── Excerpted records
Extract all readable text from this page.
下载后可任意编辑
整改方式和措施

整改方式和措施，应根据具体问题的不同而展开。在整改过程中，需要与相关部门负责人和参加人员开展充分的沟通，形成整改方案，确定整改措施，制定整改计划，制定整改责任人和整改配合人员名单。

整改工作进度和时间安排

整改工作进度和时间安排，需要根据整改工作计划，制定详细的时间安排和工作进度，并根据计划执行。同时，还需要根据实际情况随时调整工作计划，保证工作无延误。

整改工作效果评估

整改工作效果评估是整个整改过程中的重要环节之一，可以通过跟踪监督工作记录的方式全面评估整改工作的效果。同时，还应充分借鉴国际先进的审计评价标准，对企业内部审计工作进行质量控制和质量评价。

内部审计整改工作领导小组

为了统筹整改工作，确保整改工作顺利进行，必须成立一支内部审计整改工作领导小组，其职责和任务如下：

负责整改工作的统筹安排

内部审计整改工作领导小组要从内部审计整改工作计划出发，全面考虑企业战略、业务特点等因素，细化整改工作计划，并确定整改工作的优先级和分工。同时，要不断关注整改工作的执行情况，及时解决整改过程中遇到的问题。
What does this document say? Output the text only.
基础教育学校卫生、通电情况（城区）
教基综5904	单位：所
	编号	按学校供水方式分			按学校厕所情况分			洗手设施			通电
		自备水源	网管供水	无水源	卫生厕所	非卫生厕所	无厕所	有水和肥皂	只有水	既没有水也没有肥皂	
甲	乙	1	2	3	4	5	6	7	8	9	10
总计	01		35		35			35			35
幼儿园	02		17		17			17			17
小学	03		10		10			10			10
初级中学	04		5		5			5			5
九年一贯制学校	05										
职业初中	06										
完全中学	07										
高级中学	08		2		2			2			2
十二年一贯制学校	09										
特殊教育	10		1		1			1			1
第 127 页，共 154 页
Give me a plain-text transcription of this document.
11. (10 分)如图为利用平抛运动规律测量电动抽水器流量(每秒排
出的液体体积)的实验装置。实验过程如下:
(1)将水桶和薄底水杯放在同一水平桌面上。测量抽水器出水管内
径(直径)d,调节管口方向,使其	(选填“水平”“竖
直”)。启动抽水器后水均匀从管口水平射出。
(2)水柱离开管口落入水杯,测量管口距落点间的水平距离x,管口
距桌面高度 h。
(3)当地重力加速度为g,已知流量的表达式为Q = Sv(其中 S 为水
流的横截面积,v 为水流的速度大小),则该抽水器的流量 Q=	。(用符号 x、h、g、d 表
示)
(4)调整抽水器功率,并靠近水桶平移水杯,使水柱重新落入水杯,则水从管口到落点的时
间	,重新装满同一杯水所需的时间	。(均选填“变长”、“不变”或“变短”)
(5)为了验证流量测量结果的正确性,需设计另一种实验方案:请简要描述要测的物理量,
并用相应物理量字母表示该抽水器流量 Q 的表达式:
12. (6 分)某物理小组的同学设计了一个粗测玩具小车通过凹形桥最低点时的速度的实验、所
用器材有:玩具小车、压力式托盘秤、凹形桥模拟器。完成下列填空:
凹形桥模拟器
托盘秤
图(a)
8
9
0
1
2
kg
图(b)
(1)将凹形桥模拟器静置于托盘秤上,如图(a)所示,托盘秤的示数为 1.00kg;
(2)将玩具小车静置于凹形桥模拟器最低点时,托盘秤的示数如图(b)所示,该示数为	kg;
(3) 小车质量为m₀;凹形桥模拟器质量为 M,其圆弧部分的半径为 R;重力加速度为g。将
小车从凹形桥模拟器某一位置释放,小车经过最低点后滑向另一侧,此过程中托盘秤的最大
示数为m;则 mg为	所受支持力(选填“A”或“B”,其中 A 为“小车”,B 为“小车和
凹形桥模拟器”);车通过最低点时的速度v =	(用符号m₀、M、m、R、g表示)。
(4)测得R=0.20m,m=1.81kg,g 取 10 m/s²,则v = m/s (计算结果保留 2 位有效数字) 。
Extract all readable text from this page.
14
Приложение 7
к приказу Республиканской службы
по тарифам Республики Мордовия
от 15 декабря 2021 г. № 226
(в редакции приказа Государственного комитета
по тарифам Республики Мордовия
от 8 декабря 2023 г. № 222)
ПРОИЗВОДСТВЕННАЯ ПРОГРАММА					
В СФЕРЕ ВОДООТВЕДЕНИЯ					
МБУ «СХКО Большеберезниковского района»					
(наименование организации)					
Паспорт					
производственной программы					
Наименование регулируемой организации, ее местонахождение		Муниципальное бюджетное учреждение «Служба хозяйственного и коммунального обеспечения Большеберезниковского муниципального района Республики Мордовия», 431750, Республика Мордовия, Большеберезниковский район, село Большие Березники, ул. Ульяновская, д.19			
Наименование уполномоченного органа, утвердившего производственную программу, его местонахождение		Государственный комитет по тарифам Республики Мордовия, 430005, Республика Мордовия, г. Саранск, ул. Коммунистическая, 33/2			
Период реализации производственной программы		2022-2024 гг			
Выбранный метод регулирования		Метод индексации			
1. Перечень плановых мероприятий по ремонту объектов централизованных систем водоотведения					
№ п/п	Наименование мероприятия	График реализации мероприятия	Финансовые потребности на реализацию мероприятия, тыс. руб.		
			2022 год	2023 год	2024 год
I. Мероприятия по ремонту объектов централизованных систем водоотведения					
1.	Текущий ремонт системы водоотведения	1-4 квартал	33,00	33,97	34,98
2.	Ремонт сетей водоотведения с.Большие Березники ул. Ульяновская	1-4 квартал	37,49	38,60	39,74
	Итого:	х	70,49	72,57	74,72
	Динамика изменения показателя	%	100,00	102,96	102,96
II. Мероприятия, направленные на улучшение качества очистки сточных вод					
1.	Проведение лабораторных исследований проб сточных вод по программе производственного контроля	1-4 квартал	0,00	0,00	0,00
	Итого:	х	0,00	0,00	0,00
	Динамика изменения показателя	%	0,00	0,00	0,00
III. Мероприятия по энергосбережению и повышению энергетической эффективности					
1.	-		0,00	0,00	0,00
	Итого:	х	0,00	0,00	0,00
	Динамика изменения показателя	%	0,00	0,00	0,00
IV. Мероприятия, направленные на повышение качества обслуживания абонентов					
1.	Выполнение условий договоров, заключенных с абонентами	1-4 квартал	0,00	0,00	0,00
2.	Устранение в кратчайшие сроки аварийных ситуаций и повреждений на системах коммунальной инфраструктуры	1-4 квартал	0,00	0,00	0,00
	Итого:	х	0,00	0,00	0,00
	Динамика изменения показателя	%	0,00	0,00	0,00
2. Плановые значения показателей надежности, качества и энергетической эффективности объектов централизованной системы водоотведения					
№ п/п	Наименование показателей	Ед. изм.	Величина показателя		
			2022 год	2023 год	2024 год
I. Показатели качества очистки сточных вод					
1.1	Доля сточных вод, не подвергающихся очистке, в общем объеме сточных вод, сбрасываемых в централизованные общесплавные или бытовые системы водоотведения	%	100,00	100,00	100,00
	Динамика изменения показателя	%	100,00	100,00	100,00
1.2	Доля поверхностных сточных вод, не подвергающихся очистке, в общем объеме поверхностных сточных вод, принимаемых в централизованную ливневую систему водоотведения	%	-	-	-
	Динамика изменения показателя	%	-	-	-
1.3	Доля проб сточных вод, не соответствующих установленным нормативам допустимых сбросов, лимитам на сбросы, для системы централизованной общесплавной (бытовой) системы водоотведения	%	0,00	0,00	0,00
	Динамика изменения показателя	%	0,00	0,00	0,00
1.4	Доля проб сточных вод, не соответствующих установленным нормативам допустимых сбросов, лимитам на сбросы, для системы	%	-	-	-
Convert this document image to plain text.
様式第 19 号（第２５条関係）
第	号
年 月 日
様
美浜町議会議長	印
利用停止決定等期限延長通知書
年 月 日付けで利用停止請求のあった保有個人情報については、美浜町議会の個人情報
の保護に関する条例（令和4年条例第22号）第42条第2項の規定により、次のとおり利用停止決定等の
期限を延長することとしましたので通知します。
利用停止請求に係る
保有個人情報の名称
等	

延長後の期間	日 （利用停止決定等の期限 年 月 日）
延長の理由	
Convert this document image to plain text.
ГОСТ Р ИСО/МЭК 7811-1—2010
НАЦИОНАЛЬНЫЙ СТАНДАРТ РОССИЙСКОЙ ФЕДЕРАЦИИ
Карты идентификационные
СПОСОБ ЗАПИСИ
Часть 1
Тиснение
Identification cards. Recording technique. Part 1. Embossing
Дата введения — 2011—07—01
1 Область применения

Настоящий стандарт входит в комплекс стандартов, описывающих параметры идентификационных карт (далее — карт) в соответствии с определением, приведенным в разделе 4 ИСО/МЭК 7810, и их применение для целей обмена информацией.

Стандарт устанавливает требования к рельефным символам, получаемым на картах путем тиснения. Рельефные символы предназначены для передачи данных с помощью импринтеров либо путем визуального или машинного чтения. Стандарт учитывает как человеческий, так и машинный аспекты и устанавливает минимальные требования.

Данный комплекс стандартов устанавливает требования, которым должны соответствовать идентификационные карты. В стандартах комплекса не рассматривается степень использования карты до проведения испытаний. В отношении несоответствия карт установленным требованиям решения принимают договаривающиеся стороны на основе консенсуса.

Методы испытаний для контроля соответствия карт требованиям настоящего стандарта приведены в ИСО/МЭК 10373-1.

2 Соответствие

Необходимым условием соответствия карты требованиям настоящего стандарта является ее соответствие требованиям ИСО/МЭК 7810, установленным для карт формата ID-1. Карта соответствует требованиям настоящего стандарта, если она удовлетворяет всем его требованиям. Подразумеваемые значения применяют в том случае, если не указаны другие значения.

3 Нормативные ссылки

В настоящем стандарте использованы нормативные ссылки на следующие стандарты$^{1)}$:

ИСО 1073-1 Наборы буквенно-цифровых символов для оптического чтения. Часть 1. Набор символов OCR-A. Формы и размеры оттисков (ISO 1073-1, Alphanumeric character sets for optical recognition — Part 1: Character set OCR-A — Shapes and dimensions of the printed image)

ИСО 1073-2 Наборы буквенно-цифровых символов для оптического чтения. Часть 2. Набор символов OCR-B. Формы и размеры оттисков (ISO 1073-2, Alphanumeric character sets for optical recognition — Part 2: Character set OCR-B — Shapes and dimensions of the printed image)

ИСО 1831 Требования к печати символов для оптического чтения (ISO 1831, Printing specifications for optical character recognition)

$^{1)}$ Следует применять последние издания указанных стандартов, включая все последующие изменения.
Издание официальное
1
────
* _Set task_
From the records above, how many lines include the word "оттисков"? Only the number is wanted.

* _Finished exercise_
2